[Begin DATA PROVIDED]

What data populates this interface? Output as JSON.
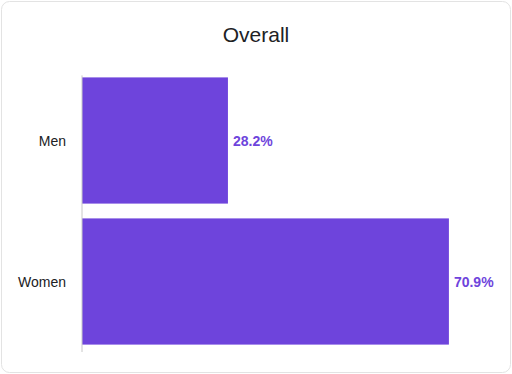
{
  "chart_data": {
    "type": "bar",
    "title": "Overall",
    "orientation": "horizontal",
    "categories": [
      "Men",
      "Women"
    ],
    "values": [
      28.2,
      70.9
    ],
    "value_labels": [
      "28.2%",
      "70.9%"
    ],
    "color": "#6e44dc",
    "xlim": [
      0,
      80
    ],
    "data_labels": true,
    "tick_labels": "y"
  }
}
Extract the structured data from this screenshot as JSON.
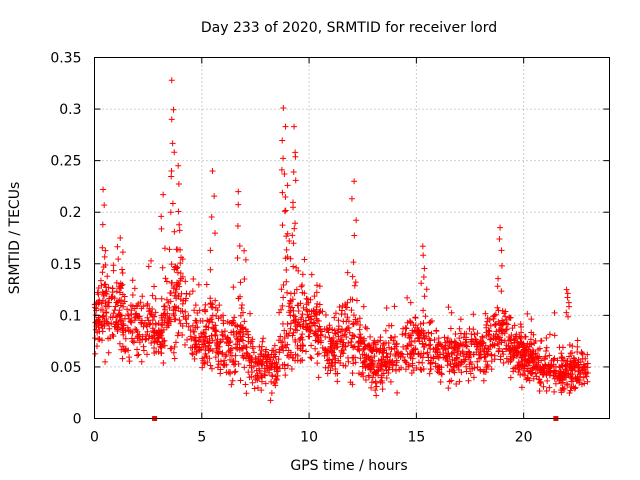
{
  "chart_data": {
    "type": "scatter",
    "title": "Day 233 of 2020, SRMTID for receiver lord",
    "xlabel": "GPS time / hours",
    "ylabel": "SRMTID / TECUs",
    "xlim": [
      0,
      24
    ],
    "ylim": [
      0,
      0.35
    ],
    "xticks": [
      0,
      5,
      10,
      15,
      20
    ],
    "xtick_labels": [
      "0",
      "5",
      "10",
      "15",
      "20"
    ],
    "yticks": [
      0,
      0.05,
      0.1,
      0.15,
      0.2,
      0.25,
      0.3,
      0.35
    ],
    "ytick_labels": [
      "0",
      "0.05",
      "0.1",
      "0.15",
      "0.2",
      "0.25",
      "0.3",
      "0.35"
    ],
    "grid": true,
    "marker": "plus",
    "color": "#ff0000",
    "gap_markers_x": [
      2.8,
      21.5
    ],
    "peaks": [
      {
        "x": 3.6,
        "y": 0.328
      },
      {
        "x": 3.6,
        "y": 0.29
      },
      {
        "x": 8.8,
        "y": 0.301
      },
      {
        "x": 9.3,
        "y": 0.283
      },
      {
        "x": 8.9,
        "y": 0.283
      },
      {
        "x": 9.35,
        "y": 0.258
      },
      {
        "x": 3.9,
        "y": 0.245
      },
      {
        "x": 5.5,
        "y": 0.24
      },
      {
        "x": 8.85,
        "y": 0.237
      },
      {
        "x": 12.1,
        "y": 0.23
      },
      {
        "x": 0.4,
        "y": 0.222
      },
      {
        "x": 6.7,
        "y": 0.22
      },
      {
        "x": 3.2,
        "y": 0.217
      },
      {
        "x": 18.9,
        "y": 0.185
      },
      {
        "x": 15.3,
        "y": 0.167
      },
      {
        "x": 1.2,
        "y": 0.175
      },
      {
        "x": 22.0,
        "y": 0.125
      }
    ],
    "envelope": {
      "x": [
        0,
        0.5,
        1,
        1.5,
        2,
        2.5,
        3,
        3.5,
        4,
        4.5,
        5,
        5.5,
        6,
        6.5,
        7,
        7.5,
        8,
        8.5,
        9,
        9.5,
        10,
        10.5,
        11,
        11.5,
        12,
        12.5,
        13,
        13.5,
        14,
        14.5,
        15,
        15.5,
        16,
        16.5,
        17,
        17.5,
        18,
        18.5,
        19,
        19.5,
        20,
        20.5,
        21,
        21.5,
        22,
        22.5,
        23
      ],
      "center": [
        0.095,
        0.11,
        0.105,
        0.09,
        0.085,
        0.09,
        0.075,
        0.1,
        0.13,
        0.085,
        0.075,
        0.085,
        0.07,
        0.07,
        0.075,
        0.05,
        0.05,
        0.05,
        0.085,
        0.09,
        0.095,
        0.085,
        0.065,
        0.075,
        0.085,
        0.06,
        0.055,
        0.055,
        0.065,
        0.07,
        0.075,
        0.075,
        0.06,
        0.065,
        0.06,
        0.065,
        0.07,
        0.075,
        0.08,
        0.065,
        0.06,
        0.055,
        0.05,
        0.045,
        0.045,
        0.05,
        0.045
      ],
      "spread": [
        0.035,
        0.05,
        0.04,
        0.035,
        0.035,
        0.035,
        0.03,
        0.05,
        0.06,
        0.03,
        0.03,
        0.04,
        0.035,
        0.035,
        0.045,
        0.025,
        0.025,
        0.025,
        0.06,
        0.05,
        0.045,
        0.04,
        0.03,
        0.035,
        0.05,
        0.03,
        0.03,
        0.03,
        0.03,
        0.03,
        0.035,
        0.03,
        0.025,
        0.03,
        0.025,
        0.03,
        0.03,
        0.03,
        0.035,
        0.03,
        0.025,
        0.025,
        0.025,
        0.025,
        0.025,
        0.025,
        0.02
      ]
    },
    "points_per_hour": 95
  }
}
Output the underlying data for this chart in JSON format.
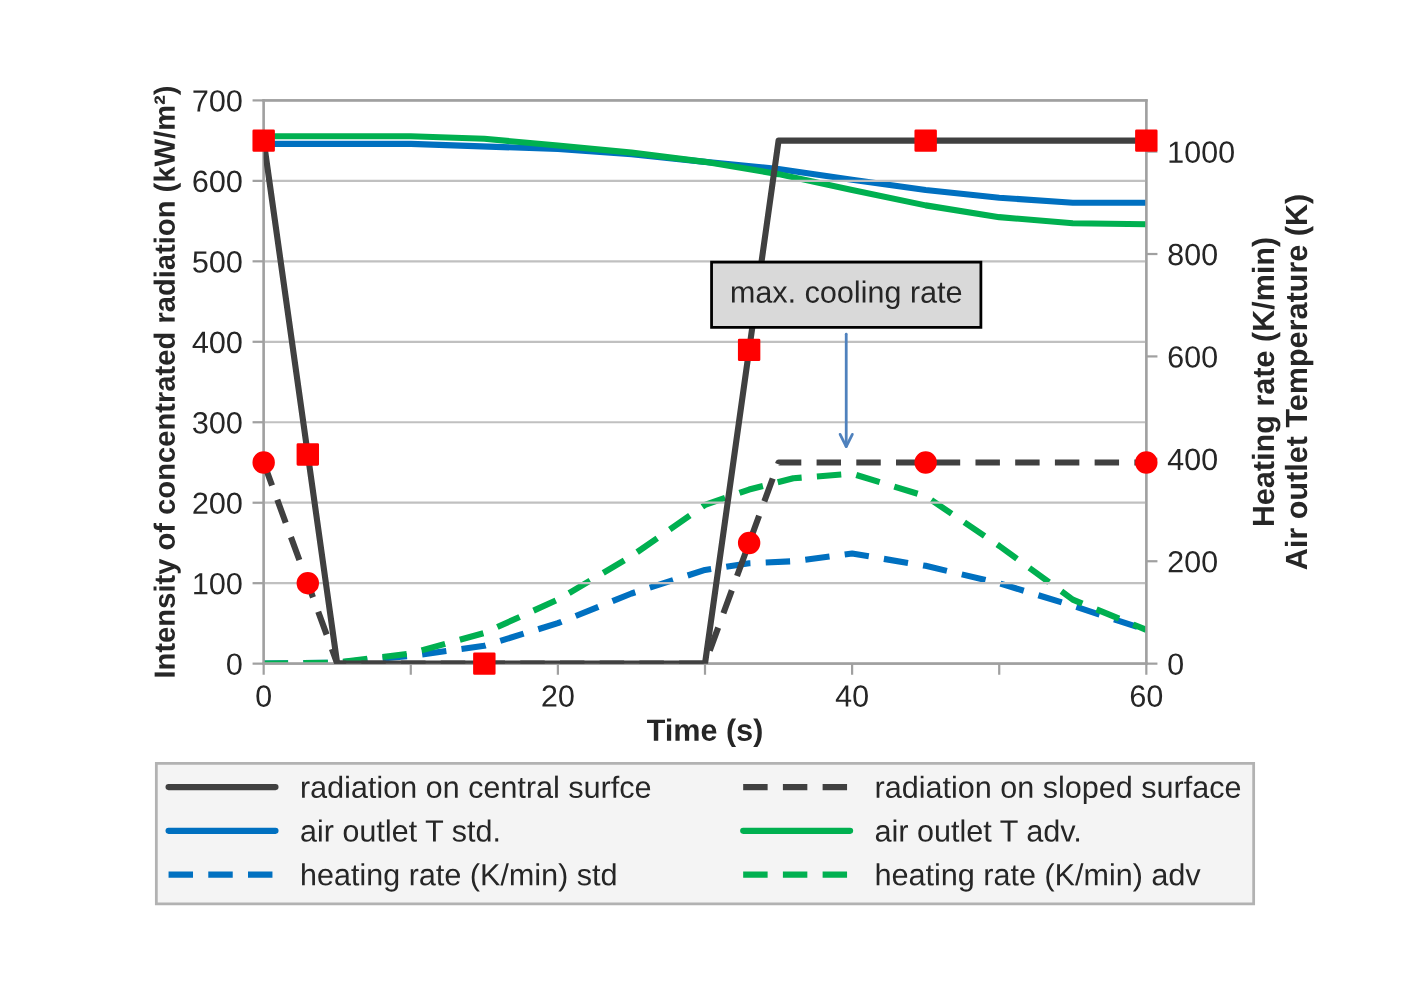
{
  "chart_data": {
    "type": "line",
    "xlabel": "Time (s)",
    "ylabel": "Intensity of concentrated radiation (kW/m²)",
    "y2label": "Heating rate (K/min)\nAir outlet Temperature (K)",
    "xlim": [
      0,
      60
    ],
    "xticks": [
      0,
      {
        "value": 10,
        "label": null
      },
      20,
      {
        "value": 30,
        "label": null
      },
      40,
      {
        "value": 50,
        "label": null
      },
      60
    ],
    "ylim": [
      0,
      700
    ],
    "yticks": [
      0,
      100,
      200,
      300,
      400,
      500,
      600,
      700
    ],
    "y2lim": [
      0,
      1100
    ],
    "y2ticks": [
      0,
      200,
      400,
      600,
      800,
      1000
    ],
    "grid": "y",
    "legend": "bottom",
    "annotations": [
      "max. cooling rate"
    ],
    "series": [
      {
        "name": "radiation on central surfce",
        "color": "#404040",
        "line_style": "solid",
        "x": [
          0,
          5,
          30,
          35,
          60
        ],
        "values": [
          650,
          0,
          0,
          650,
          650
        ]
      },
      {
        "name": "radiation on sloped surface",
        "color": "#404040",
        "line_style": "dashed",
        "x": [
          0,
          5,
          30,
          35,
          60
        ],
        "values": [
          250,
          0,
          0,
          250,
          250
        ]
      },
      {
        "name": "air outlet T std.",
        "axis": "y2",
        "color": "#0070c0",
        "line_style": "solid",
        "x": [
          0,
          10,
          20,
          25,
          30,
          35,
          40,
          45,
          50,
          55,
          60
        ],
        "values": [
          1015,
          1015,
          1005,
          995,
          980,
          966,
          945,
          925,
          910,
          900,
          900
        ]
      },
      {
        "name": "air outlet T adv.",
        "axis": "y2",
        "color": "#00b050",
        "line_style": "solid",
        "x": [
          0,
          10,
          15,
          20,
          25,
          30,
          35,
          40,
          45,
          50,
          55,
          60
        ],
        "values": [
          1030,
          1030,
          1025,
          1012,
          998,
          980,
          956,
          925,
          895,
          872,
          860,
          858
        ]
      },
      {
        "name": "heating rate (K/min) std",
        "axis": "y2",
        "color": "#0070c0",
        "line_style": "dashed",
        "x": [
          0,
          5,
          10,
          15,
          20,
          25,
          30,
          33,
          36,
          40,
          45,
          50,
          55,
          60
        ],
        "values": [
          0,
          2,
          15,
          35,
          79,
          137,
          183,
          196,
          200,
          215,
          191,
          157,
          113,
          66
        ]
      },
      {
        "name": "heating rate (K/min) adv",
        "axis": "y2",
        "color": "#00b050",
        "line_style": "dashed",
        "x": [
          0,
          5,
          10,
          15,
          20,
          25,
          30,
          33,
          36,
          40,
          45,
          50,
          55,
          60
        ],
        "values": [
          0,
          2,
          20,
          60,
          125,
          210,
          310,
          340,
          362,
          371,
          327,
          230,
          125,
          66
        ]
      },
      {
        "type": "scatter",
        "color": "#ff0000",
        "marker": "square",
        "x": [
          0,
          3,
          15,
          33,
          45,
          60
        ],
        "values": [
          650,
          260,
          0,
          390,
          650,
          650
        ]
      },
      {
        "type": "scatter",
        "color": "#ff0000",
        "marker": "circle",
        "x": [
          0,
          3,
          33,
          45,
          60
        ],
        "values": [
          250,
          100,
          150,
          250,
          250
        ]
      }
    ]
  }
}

[End DATA PROVIDED]

Write out all the entries again, word for word, and print no images.

What data populates this interface? Output as JSON.
{
  "chart_data": {
    "type": "bar",
    "title": "Overall",
    "orientation": "horizontal",
    "categories": [
      "Men",
      "Women"
    ],
    "values": [
      28.2,
      70.9
    ],
    "value_labels": [
      "28.2%",
      "70.9%"
    ],
    "color": "#6e44dc",
    "xlim": [
      0,
      80
    ],
    "data_labels": true,
    "tick_labels": "y"
  }
}
Extract the structured data from this screenshot as JSON.
{
  "chart_data": {
    "type": "scatter",
    "title": "Day 233 of 2020, SRMTID for receiver lord",
    "xlabel": "GPS time / hours",
    "ylabel": "SRMTID / TECUs",
    "xlim": [
      0,
      24
    ],
    "ylim": [
      0,
      0.35
    ],
    "xticks": [
      0,
      5,
      10,
      15,
      20
    ],
    "xtick_labels": [
      "0",
      "5",
      "10",
      "15",
      "20"
    ],
    "yticks": [
      0,
      0.05,
      0.1,
      0.15,
      0.2,
      0.25,
      0.3,
      0.35
    ],
    "ytick_labels": [
      "0",
      "0.05",
      "0.1",
      "0.15",
      "0.2",
      "0.25",
      "0.3",
      "0.35"
    ],
    "grid": true,
    "marker": "plus",
    "color": "#ff0000",
    "gap_markers_x": [
      2.8,
      21.5
    ],
    "peaks": [
      {
        "x": 3.6,
        "y": 0.328
      },
      {
        "x": 3.6,
        "y": 0.29
      },
      {
        "x": 8.8,
        "y": 0.301
      },
      {
        "x": 9.3,
        "y": 0.283
      },
      {
        "x": 8.9,
        "y": 0.283
      },
      {
        "x": 9.35,
        "y": 0.258
      },
      {
        "x": 3.9,
        "y": 0.245
      },
      {
        "x": 5.5,
        "y": 0.24
      },
      {
        "x": 8.85,
        "y": 0.237
      },
      {
        "x": 12.1,
        "y": 0.23
      },
      {
        "x": 0.4,
        "y": 0.222
      },
      {
        "x": 6.7,
        "y": 0.22
      },
      {
        "x": 3.2,
        "y": 0.217
      },
      {
        "x": 18.9,
        "y": 0.185
      },
      {
        "x": 15.3,
        "y": 0.167
      },
      {
        "x": 1.2,
        "y": 0.175
      },
      {
        "x": 22.0,
        "y": 0.125
      }
    ],
    "envelope": {
      "x": [
        0,
        0.5,
        1,
        1.5,
        2,
        2.5,
        3,
        3.5,
        4,
        4.5,
        5,
        5.5,
        6,
        6.5,
        7,
        7.5,
        8,
        8.5,
        9,
        9.5,
        10,
        10.5,
        11,
        11.5,
        12,
        12.5,
        13,
        13.5,
        14,
        14.5,
        15,
        15.5,
        16,
        16.5,
        17,
        17.5,
        18,
        18.5,
        19,
        19.5,
        20,
        20.5,
        21,
        21.5,
        22,
        22.5,
        23
      ],
      "center": [
        0.095,
        0.11,
        0.105,
        0.09,
        0.085,
        0.09,
        0.075,
        0.1,
        0.13,
        0.085,
        0.075,
        0.085,
        0.07,
        0.07,
        0.075,
        0.05,
        0.05,
        0.05,
        0.085,
        0.09,
        0.095,
        0.085,
        0.065,
        0.075,
        0.085,
        0.06,
        0.055,
        0.055,
        0.065,
        0.07,
        0.075,
        0.075,
        0.06,
        0.065,
        0.06,
        0.065,
        0.07,
        0.075,
        0.08,
        0.065,
        0.06,
        0.055,
        0.05,
        0.045,
        0.045,
        0.05,
        0.045
      ],
      "spread": [
        0.035,
        0.05,
        0.04,
        0.035,
        0.035,
        0.035,
        0.03,
        0.05,
        0.06,
        0.03,
        0.03,
        0.04,
        0.035,
        0.035,
        0.045,
        0.025,
        0.025,
        0.025,
        0.06,
        0.05,
        0.045,
        0.04,
        0.03,
        0.035,
        0.05,
        0.03,
        0.03,
        0.03,
        0.03,
        0.03,
        0.035,
        0.03,
        0.025,
        0.03,
        0.025,
        0.03,
        0.03,
        0.03,
        0.035,
        0.03,
        0.025,
        0.025,
        0.025,
        0.025,
        0.025,
        0.025,
        0.02
      ]
    },
    "points_per_hour": 95
  }
}
Output the underlying data for this chart in JSON format.
{
  "chart_data": {
    "type": "line",
    "xlabel": "Time (s)",
    "ylabel": "Intensity of concentrated radiation (kW/m²)",
    "y2label": "Heating rate (K/min)\nAir outlet Temperature (K)",
    "xlim": [
      0,
      60
    ],
    "xticks": [
      0,
      {
        "value": 10,
        "label": null
      },
      20,
      {
        "value": 30,
        "label": null
      },
      40,
      {
        "value": 50,
        "label": null
      },
      60
    ],
    "ylim": [
      0,
      700
    ],
    "yticks": [
      0,
      100,
      200,
      300,
      400,
      500,
      600,
      700
    ],
    "y2lim": [
      0,
      1100
    ],
    "y2ticks": [
      0,
      200,
      400,
      600,
      800,
      1000
    ],
    "grid": "y",
    "legend": "bottom",
    "annotations": [
      "max. cooling rate"
    ],
    "series": [
      {
        "name": "radiation on central surfce",
        "color": "#404040",
        "line_style": "solid",
        "x": [
          0,
          5,
          30,
          35,
          60
        ],
        "values": [
          650,
          0,
          0,
          650,
          650
        ]
      },
      {
        "name": "radiation on sloped surface",
        "color": "#404040",
        "line_style": "dashed",
        "x": [
          0,
          5,
          30,
          35,
          60
        ],
        "values": [
          250,
          0,
          0,
          250,
          250
        ]
      },
      {
        "name": "air outlet T std.",
        "axis": "y2",
        "color": "#0070c0",
        "line_style": "solid",
        "x": [
          0,
          10,
          20,
          25,
          30,
          35,
          40,
          45,
          50,
          55,
          60
        ],
        "values": [
          1015,
          1015,
          1005,
          995,
          980,
          966,
          945,
          925,
          910,
          900,
          900
        ]
      },
      {
        "name": "air outlet T adv.",
        "axis": "y2",
        "color": "#00b050",
        "line_style": "solid",
        "x": [
          0,
          10,
          15,
          20,
          25,
          30,
          35,
          40,
          45,
          50,
          55,
          60
        ],
        "values": [
          1030,
          1030,
          1025,
          1012,
          998,
          980,
          956,
          925,
          895,
          872,
          860,
          858
        ]
      },
      {
        "name": "heating rate (K/min) std",
        "axis": "y2",
        "color": "#0070c0",
        "line_style": "dashed",
        "x": [
          0,
          5,
          10,
          15,
          20,
          25,
          30,
          33,
          36,
          40,
          45,
          50,
          55,
          60
        ],
        "values": [
          0,
          2,
          15,
          35,
          79,
          137,
          183,
          196,
          200,
          215,
          191,
          157,
          113,
          66
        ]
      },
      {
        "name": "heating rate (K/min) adv",
        "axis": "y2",
        "color": "#00b050",
        "line_style": "dashed",
        "x": [
          0,
          5,
          10,
          15,
          20,
          25,
          30,
          33,
          36,
          40,
          45,
          50,
          55,
          60
        ],
        "values": [
          0,
          2,
          20,
          60,
          125,
          210,
          310,
          340,
          362,
          371,
          327,
          230,
          125,
          66
        ]
      },
      {
        "type": "scatter",
        "color": "#ff0000",
        "marker": "square",
        "x": [
          0,
          3,
          15,
          33,
          45,
          60
        ],
        "values": [
          650,
          260,
          0,
          390,
          650,
          650
        ]
      },
      {
        "type": "scatter",
        "color": "#ff0000",
        "marker": "circle",
        "x": [
          0,
          3,
          33,
          45,
          60
        ],
        "values": [
          250,
          100,
          150,
          250,
          250
        ]
      }
    ]
  }
}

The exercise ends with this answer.